> _EXTRACTED ENTRIES_:
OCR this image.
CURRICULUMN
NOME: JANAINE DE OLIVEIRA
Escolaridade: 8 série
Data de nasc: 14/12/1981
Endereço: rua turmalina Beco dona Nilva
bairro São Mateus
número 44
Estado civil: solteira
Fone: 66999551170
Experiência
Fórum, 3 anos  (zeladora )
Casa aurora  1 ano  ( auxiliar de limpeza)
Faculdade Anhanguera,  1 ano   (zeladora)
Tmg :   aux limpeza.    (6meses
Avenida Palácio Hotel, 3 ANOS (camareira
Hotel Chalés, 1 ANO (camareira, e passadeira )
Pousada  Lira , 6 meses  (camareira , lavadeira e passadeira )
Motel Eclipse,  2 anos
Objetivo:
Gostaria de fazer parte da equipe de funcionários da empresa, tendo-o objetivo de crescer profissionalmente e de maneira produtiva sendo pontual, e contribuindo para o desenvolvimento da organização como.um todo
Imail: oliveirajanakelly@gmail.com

> _WRITTEN PROBLEM_: What do the records say? Quote them all exactly.

> _ANSWER FOR THE TASK_:
OCR this image.
CURRICULUMN
NOME: JANAINE DE OLIVEIRA
Escolaridade: 8 série
Data de nasc: 14/12/1981
Endereço: rua turmalina Beco dona Nilva
bairro São Mateus
número 44
Estado civil: solteira
Fone: 66999551170
Experiência
Fórum, 3 anos  (zeladora )
Casa aurora  1 ano  ( auxiliar de limpeza)
Faculdade Anhanguera,  1 ano   (zeladora)
Tmg :   aux limpeza.    (6meses
Avenida Palácio Hotel, 3 ANOS (camareira
Hotel Chalés, 1 ANO (camareira, e passadeira )
Pousada  Lira , 6 meses  (camareira , lavadeira e passadeira )
Motel Eclipse,  2 anos
Objetivo:
Gostaria de fazer parte da equipe de funcionários da empresa, tendo-o objetivo de crescer profissionalmente e de maneira produtiva sendo pontual, e contribuindo para o desenvolvimento da organização como.um todo
Imail: oliveirajanakelly@gmail.com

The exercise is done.